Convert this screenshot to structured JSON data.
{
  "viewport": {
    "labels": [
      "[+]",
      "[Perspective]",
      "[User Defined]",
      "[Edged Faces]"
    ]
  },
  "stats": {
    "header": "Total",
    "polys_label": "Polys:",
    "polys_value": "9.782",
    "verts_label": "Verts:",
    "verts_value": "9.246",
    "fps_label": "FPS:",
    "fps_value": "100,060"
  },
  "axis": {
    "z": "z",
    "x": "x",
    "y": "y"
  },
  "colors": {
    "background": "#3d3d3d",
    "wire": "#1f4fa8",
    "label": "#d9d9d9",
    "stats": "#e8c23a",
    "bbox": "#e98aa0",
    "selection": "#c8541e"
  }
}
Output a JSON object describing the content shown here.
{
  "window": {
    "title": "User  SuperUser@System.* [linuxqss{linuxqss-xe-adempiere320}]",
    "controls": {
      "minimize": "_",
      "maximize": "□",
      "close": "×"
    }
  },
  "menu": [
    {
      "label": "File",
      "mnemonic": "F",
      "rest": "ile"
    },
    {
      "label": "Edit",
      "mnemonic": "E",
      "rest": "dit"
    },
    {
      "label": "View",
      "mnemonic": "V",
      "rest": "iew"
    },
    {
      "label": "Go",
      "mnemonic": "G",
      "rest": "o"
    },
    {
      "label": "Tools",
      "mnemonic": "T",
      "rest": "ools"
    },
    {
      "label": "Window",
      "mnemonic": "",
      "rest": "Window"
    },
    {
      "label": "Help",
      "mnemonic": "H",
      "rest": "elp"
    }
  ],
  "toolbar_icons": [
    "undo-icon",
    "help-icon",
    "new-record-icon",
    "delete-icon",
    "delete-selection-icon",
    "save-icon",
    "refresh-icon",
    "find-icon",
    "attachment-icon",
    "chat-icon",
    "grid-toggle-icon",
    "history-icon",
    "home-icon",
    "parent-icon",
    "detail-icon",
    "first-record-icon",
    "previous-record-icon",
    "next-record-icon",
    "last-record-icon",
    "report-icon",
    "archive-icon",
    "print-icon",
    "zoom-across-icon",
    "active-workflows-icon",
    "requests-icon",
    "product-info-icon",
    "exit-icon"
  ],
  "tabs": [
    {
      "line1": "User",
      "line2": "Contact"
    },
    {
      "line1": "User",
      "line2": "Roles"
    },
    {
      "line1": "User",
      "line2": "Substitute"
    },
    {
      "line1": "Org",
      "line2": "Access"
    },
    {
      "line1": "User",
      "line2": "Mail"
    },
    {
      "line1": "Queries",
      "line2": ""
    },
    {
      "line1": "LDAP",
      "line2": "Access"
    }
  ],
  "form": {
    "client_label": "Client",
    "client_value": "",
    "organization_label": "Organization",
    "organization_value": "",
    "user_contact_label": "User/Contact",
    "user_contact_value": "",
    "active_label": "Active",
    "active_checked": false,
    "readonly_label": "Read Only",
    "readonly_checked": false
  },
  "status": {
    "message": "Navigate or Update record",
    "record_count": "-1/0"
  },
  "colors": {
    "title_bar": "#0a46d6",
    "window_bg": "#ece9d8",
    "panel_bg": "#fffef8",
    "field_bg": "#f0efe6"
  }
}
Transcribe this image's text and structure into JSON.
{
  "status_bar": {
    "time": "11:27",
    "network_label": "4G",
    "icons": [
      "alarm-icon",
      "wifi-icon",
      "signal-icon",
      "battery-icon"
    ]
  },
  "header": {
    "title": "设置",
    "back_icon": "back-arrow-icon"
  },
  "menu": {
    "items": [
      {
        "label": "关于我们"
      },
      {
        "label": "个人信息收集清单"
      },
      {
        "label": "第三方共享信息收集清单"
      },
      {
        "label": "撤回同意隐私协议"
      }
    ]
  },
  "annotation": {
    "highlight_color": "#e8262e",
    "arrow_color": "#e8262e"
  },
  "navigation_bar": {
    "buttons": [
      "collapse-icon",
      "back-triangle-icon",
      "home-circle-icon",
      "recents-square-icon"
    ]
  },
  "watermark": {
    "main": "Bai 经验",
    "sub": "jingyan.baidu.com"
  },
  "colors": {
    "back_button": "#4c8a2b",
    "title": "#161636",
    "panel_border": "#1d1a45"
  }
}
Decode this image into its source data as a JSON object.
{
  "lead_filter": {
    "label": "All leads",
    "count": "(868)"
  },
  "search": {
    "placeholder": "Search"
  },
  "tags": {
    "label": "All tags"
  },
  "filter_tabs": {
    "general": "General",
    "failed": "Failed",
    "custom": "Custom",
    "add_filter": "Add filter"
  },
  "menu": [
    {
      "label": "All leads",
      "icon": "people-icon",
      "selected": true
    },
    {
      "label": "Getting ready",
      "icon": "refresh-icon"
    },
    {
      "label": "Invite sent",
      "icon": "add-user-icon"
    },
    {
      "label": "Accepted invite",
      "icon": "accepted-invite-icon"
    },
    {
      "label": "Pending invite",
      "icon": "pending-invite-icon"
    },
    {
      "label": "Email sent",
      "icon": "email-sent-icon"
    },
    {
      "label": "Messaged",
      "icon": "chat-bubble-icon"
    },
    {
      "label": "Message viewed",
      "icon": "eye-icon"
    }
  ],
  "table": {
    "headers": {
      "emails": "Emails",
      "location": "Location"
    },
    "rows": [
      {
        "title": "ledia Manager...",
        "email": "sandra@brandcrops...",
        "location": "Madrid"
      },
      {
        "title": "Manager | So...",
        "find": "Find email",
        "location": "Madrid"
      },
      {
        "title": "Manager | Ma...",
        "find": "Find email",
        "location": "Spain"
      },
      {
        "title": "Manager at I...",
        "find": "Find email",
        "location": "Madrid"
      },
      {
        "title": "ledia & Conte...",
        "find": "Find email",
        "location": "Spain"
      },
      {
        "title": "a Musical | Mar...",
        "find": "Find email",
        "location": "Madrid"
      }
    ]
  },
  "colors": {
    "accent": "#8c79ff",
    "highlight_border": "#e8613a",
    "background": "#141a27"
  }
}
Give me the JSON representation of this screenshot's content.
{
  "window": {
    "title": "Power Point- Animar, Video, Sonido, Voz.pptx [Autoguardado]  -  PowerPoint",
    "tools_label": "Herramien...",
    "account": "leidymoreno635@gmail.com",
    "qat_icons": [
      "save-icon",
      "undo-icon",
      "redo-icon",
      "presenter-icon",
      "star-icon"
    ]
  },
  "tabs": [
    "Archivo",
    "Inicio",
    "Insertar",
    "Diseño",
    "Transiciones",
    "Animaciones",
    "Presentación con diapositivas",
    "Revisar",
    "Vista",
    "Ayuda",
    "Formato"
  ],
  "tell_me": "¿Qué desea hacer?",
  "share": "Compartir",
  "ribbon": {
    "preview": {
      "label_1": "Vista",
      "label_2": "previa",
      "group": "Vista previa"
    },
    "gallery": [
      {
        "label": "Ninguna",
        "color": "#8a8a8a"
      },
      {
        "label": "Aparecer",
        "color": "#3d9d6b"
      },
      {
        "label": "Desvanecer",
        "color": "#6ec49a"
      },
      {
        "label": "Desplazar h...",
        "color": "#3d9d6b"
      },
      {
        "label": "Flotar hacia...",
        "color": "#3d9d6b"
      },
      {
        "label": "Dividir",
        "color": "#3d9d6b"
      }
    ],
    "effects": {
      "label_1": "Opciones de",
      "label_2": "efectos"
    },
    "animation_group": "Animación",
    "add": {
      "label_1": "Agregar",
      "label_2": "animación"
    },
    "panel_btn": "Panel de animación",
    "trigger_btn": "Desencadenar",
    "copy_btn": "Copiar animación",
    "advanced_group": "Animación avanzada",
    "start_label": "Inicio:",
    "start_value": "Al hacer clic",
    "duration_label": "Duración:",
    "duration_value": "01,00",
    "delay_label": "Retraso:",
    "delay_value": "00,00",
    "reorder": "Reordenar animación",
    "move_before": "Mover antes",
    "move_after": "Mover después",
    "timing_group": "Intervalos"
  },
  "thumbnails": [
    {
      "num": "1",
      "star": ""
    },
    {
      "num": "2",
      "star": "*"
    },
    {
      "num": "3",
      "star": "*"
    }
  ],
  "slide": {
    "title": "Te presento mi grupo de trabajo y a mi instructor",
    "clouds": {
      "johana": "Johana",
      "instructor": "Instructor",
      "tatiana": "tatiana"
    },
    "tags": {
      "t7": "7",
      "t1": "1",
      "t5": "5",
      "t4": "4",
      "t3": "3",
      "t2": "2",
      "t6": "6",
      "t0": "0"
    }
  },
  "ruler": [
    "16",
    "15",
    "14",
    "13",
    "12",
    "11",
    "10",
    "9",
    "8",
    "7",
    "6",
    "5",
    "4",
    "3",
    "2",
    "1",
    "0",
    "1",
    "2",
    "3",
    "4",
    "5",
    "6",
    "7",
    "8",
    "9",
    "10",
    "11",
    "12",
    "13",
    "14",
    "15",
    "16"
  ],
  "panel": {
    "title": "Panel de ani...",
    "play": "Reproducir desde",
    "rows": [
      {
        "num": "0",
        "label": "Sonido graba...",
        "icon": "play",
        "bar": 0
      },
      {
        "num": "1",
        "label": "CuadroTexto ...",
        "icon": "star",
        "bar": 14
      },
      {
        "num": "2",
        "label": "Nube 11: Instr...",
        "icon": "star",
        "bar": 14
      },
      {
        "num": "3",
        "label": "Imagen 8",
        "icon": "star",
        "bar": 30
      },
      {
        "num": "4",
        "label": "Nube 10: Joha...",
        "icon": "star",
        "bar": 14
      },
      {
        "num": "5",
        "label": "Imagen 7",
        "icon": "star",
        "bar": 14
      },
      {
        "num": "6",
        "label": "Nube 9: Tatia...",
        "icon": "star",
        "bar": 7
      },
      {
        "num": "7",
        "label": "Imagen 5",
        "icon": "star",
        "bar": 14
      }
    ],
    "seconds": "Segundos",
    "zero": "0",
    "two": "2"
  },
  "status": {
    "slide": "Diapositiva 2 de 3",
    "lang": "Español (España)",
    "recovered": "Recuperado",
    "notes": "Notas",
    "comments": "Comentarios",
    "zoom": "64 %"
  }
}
·····
**Goal:**
Give every line of the material that includes the string "mnemonic".

**Task output:**
      "mnemonic": "F",
      "mnemonic": "E",
      "mnemonic": "V",
      "mnemonic": "G",
      "mnemonic": "T",
      "mnemonic": "",
      "mnemonic": "H",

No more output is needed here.